- Task objective
Search the material for the string "Delay", then return every line where it is found.

* BEGIN Task input *

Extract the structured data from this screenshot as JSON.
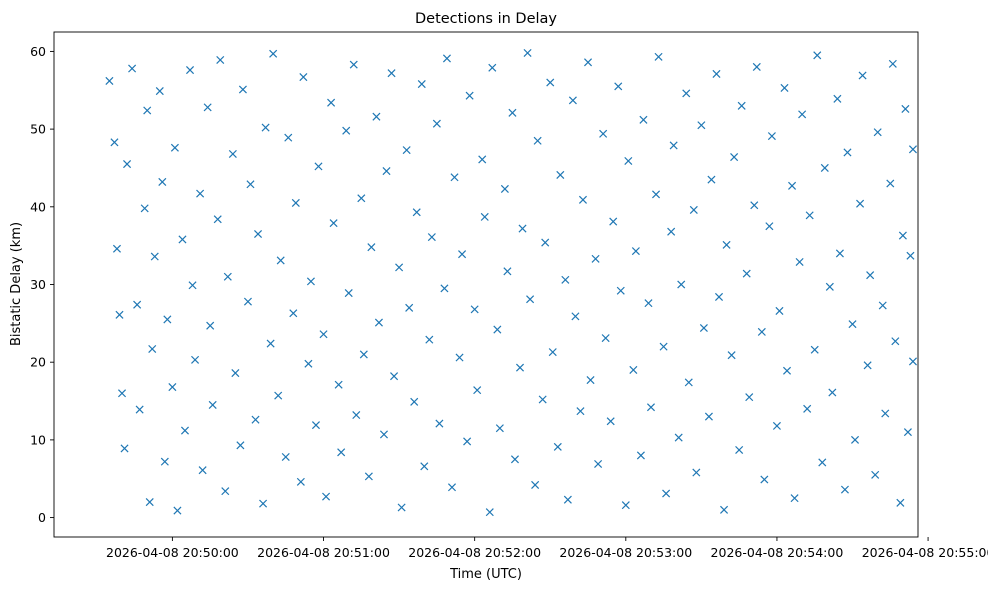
{
  "chart_data": {
    "type": "scatter",
    "title": "Detections in Delay",
    "xlabel": "Time (UTC)",
    "ylabel": "Bistatic Delay (km)",
    "xlim": [
      "2026-04-08 20:49:13",
      "2026-04-08 20:54:56"
    ],
    "ylim": [
      -2.5,
      62.5
    ],
    "x_ticks": [
      "2026-04-08 20:50:00",
      "2026-04-08 20:51:00",
      "2026-04-08 20:52:00",
      "2026-04-08 20:53:00",
      "2026-04-08 20:54:00",
      "2026-04-08 20:55:00"
    ],
    "y_ticks": [
      "0",
      "10",
      "20",
      "30",
      "40",
      "50",
      "60"
    ],
    "grid": false,
    "marker": "x",
    "color": "#1f77b4",
    "series": [
      {
        "points": [
          [
            "2026-04-08 20:49:35",
            56.2
          ],
          [
            "2026-04-08 20:49:37",
            48.3
          ],
          [
            "2026-04-08 20:49:38",
            34.6
          ],
          [
            "2026-04-08 20:49:39",
            26.1
          ],
          [
            "2026-04-08 20:49:40",
            16.0
          ],
          [
            "2026-04-08 20:49:41",
            8.9
          ],
          [
            "2026-04-08 20:49:42",
            45.5
          ],
          [
            "2026-04-08 20:49:44",
            57.8
          ],
          [
            "2026-04-08 20:49:46",
            27.4
          ],
          [
            "2026-04-08 20:49:47",
            13.9
          ],
          [
            "2026-04-08 20:49:49",
            39.8
          ],
          [
            "2026-04-08 20:49:50",
            52.4
          ],
          [
            "2026-04-08 20:49:51",
            2.0
          ],
          [
            "2026-04-08 20:49:52",
            21.7
          ],
          [
            "2026-04-08 20:49:53",
            33.6
          ],
          [
            "2026-04-08 20:49:55",
            54.9
          ],
          [
            "2026-04-08 20:49:56",
            43.2
          ],
          [
            "2026-04-08 20:49:57",
            7.2
          ],
          [
            "2026-04-08 20:49:58",
            25.5
          ],
          [
            "2026-04-08 20:50:00",
            16.8
          ],
          [
            "2026-04-08 20:50:01",
            47.6
          ],
          [
            "2026-04-08 20:50:02",
            0.9
          ],
          [
            "2026-04-08 20:50:04",
            35.8
          ],
          [
            "2026-04-08 20:50:05",
            11.2
          ],
          [
            "2026-04-08 20:50:07",
            57.6
          ],
          [
            "2026-04-08 20:50:08",
            29.9
          ],
          [
            "2026-04-08 20:50:09",
            20.3
          ],
          [
            "2026-04-08 20:50:11",
            41.7
          ],
          [
            "2026-04-08 20:50:12",
            6.1
          ],
          [
            "2026-04-08 20:50:14",
            52.8
          ],
          [
            "2026-04-08 20:50:15",
            24.7
          ],
          [
            "2026-04-08 20:50:16",
            14.5
          ],
          [
            "2026-04-08 20:50:18",
            38.4
          ],
          [
            "2026-04-08 20:50:19",
            58.9
          ],
          [
            "2026-04-08 20:50:21",
            3.4
          ],
          [
            "2026-04-08 20:50:22",
            31.0
          ],
          [
            "2026-04-08 20:50:24",
            46.8
          ],
          [
            "2026-04-08 20:50:25",
            18.6
          ],
          [
            "2026-04-08 20:50:27",
            9.3
          ],
          [
            "2026-04-08 20:50:28",
            55.1
          ],
          [
            "2026-04-08 20:50:30",
            27.8
          ],
          [
            "2026-04-08 20:50:31",
            42.9
          ],
          [
            "2026-04-08 20:50:33",
            12.6
          ],
          [
            "2026-04-08 20:50:34",
            36.5
          ],
          [
            "2026-04-08 20:50:36",
            1.8
          ],
          [
            "2026-04-08 20:50:37",
            50.2
          ],
          [
            "2026-04-08 20:50:39",
            22.4
          ],
          [
            "2026-04-08 20:50:40",
            59.7
          ],
          [
            "2026-04-08 20:50:42",
            15.7
          ],
          [
            "2026-04-08 20:50:43",
            33.1
          ],
          [
            "2026-04-08 20:50:45",
            7.8
          ],
          [
            "2026-04-08 20:50:46",
            48.9
          ],
          [
            "2026-04-08 20:50:48",
            26.3
          ],
          [
            "2026-04-08 20:50:49",
            40.5
          ],
          [
            "2026-04-08 20:50:51",
            4.6
          ],
          [
            "2026-04-08 20:50:52",
            56.7
          ],
          [
            "2026-04-08 20:50:54",
            19.8
          ],
          [
            "2026-04-08 20:50:55",
            30.4
          ],
          [
            "2026-04-08 20:50:57",
            11.9
          ],
          [
            "2026-04-08 20:50:58",
            45.2
          ],
          [
            "2026-04-08 20:51:00",
            23.6
          ],
          [
            "2026-04-08 20:51:01",
            2.7
          ],
          [
            "2026-04-08 20:51:03",
            53.4
          ],
          [
            "2026-04-08 20:51:04",
            37.9
          ],
          [
            "2026-04-08 20:51:06",
            17.1
          ],
          [
            "2026-04-08 20:51:07",
            8.4
          ],
          [
            "2026-04-08 20:51:09",
            49.8
          ],
          [
            "2026-04-08 20:51:10",
            28.9
          ],
          [
            "2026-04-08 20:51:12",
            58.3
          ],
          [
            "2026-04-08 20:51:13",
            13.2
          ],
          [
            "2026-04-08 20:51:15",
            41.1
          ],
          [
            "2026-04-08 20:51:16",
            21.0
          ],
          [
            "2026-04-08 20:51:18",
            5.3
          ],
          [
            "2026-04-08 20:51:19",
            34.8
          ],
          [
            "2026-04-08 20:51:21",
            51.6
          ],
          [
            "2026-04-08 20:51:22",
            25.1
          ],
          [
            "2026-04-08 20:51:24",
            10.7
          ],
          [
            "2026-04-08 20:51:25",
            44.6
          ],
          [
            "2026-04-08 20:51:27",
            57.2
          ],
          [
            "2026-04-08 20:51:28",
            18.2
          ],
          [
            "2026-04-08 20:51:30",
            32.2
          ],
          [
            "2026-04-08 20:51:31",
            1.3
          ],
          [
            "2026-04-08 20:51:33",
            47.3
          ],
          [
            "2026-04-08 20:51:34",
            27.0
          ],
          [
            "2026-04-08 20:51:36",
            14.9
          ],
          [
            "2026-04-08 20:51:37",
            39.3
          ],
          [
            "2026-04-08 20:51:39",
            55.8
          ],
          [
            "2026-04-08 20:51:40",
            6.6
          ],
          [
            "2026-04-08 20:51:42",
            22.9
          ],
          [
            "2026-04-08 20:51:43",
            36.1
          ],
          [
            "2026-04-08 20:51:45",
            50.7
          ],
          [
            "2026-04-08 20:51:46",
            12.1
          ],
          [
            "2026-04-08 20:51:48",
            29.5
          ],
          [
            "2026-04-08 20:51:49",
            59.1
          ],
          [
            "2026-04-08 20:51:51",
            3.9
          ],
          [
            "2026-04-08 20:51:52",
            43.8
          ],
          [
            "2026-04-08 20:51:54",
            20.6
          ],
          [
            "2026-04-08 20:51:55",
            33.9
          ],
          [
            "2026-04-08 20:51:57",
            9.8
          ],
          [
            "2026-04-08 20:51:58",
            54.3
          ],
          [
            "2026-04-08 20:52:00",
            26.8
          ],
          [
            "2026-04-08 20:52:01",
            16.4
          ],
          [
            "2026-04-08 20:52:03",
            46.1
          ],
          [
            "2026-04-08 20:52:04",
            38.7
          ],
          [
            "2026-04-08 20:52:06",
            0.7
          ],
          [
            "2026-04-08 20:52:07",
            57.9
          ],
          [
            "2026-04-08 20:52:09",
            24.2
          ],
          [
            "2026-04-08 20:52:10",
            11.5
          ],
          [
            "2026-04-08 20:52:12",
            42.3
          ],
          [
            "2026-04-08 20:52:13",
            31.7
          ],
          [
            "2026-04-08 20:52:15",
            52.1
          ],
          [
            "2026-04-08 20:52:16",
            7.5
          ],
          [
            "2026-04-08 20:52:18",
            19.3
          ],
          [
            "2026-04-08 20:52:19",
            37.2
          ],
          [
            "2026-04-08 20:52:21",
            59.8
          ],
          [
            "2026-04-08 20:52:22",
            28.1
          ],
          [
            "2026-04-08 20:52:24",
            4.2
          ],
          [
            "2026-04-08 20:52:25",
            48.5
          ],
          [
            "2026-04-08 20:52:27",
            15.2
          ],
          [
            "2026-04-08 20:52:28",
            35.4
          ],
          [
            "2026-04-08 20:52:30",
            56.0
          ],
          [
            "2026-04-08 20:52:31",
            21.3
          ],
          [
            "2026-04-08 20:52:33",
            9.1
          ],
          [
            "2026-04-08 20:52:34",
            44.1
          ],
          [
            "2026-04-08 20:52:36",
            30.6
          ],
          [
            "2026-04-08 20:52:37",
            2.3
          ],
          [
            "2026-04-08 20:52:39",
            53.7
          ],
          [
            "2026-04-08 20:52:40",
            25.9
          ],
          [
            "2026-04-08 20:52:42",
            13.7
          ],
          [
            "2026-04-08 20:52:43",
            40.9
          ],
          [
            "2026-04-08 20:52:45",
            58.6
          ],
          [
            "2026-04-08 20:52:46",
            17.7
          ],
          [
            "2026-04-08 20:52:48",
            33.3
          ],
          [
            "2026-04-08 20:52:49",
            6.9
          ],
          [
            "2026-04-08 20:52:51",
            49.4
          ],
          [
            "2026-04-08 20:52:52",
            23.1
          ],
          [
            "2026-04-08 20:52:54",
            12.4
          ],
          [
            "2026-04-08 20:52:55",
            38.1
          ],
          [
            "2026-04-08 20:52:57",
            55.5
          ],
          [
            "2026-04-08 20:52:58",
            29.2
          ],
          [
            "2026-04-08 20:53:00",
            1.6
          ],
          [
            "2026-04-08 20:53:01",
            45.9
          ],
          [
            "2026-04-08 20:53:03",
            19.0
          ],
          [
            "2026-04-08 20:53:04",
            34.3
          ],
          [
            "2026-04-08 20:53:06",
            8.0
          ],
          [
            "2026-04-08 20:53:07",
            51.2
          ],
          [
            "2026-04-08 20:53:09",
            27.6
          ],
          [
            "2026-04-08 20:53:10",
            14.2
          ],
          [
            "2026-04-08 20:53:12",
            41.6
          ],
          [
            "2026-04-08 20:53:13",
            59.3
          ],
          [
            "2026-04-08 20:53:15",
            22.0
          ],
          [
            "2026-04-08 20:53:16",
            3.1
          ],
          [
            "2026-04-08 20:53:18",
            36.8
          ],
          [
            "2026-04-08 20:53:19",
            47.9
          ],
          [
            "2026-04-08 20:53:21",
            10.3
          ],
          [
            "2026-04-08 20:53:22",
            30.0
          ],
          [
            "2026-04-08 20:53:24",
            54.6
          ],
          [
            "2026-04-08 20:53:25",
            17.4
          ],
          [
            "2026-04-08 20:53:27",
            39.6
          ],
          [
            "2026-04-08 20:53:28",
            5.8
          ],
          [
            "2026-04-08 20:53:30",
            50.5
          ],
          [
            "2026-04-08 20:53:31",
            24.4
          ],
          [
            "2026-04-08 20:53:33",
            13.0
          ],
          [
            "2026-04-08 20:53:34",
            43.5
          ],
          [
            "2026-04-08 20:53:36",
            57.1
          ],
          [
            "2026-04-08 20:53:37",
            28.4
          ],
          [
            "2026-04-08 20:53:39",
            1.0
          ],
          [
            "2026-04-08 20:53:40",
            35.1
          ],
          [
            "2026-04-08 20:53:42",
            20.9
          ],
          [
            "2026-04-08 20:53:43",
            46.4
          ],
          [
            "2026-04-08 20:53:45",
            8.7
          ],
          [
            "2026-04-08 20:53:46",
            53.0
          ],
          [
            "2026-04-08 20:53:48",
            31.4
          ],
          [
            "2026-04-08 20:53:49",
            15.5
          ],
          [
            "2026-04-08 20:53:51",
            40.2
          ],
          [
            "2026-04-08 20:53:52",
            58.0
          ],
          [
            "2026-04-08 20:53:54",
            23.9
          ],
          [
            "2026-04-08 20:53:55",
            4.9
          ],
          [
            "2026-04-08 20:53:57",
            37.5
          ],
          [
            "2026-04-08 20:53:58",
            49.1
          ],
          [
            "2026-04-08 20:54:00",
            11.8
          ],
          [
            "2026-04-08 20:54:01",
            26.6
          ],
          [
            "2026-04-08 20:54:03",
            55.3
          ],
          [
            "2026-04-08 20:54:04",
            18.9
          ],
          [
            "2026-04-08 20:54:06",
            42.7
          ],
          [
            "2026-04-08 20:54:07",
            2.5
          ],
          [
            "2026-04-08 20:54:09",
            32.9
          ],
          [
            "2026-04-08 20:54:10",
            51.9
          ],
          [
            "2026-04-08 20:54:12",
            14.0
          ],
          [
            "2026-04-08 20:54:13",
            38.9
          ],
          [
            "2026-04-08 20:54:15",
            21.6
          ],
          [
            "2026-04-08 20:54:16",
            59.5
          ],
          [
            "2026-04-08 20:54:18",
            7.1
          ],
          [
            "2026-04-08 20:54:19",
            45.0
          ],
          [
            "2026-04-08 20:54:21",
            29.7
          ],
          [
            "2026-04-08 20:54:22",
            16.1
          ],
          [
            "2026-04-08 20:54:24",
            53.9
          ],
          [
            "2026-04-08 20:54:25",
            34.0
          ],
          [
            "2026-04-08 20:54:27",
            3.6
          ],
          [
            "2026-04-08 20:54:28",
            47.0
          ],
          [
            "2026-04-08 20:54:30",
            24.9
          ],
          [
            "2026-04-08 20:54:31",
            10.0
          ],
          [
            "2026-04-08 20:54:33",
            40.4
          ],
          [
            "2026-04-08 20:54:34",
            56.9
          ],
          [
            "2026-04-08 20:54:36",
            19.6
          ],
          [
            "2026-04-08 20:54:37",
            31.2
          ],
          [
            "2026-04-08 20:54:39",
            5.5
          ],
          [
            "2026-04-08 20:54:40",
            49.6
          ],
          [
            "2026-04-08 20:54:42",
            27.3
          ],
          [
            "2026-04-08 20:54:43",
            13.4
          ],
          [
            "2026-04-08 20:54:45",
            43.0
          ],
          [
            "2026-04-08 20:54:46",
            58.4
          ],
          [
            "2026-04-08 20:54:47",
            22.7
          ],
          [
            "2026-04-08 20:54:49",
            1.9
          ],
          [
            "2026-04-08 20:54:50",
            36.3
          ],
          [
            "2026-04-08 20:54:51",
            52.6
          ],
          [
            "2026-04-08 20:54:52",
            11.0
          ],
          [
            "2026-04-08 20:54:53",
            33.7
          ],
          [
            "2026-04-08 20:54:54",
            20.1
          ],
          [
            "2026-04-08 20:54:54",
            47.4
          ]
        ]
      }
    ]
  }
}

* END Task input *

- Exercise response
    "title": "Detections in Delay",
    "ylabel": "Bistatic Delay (km)",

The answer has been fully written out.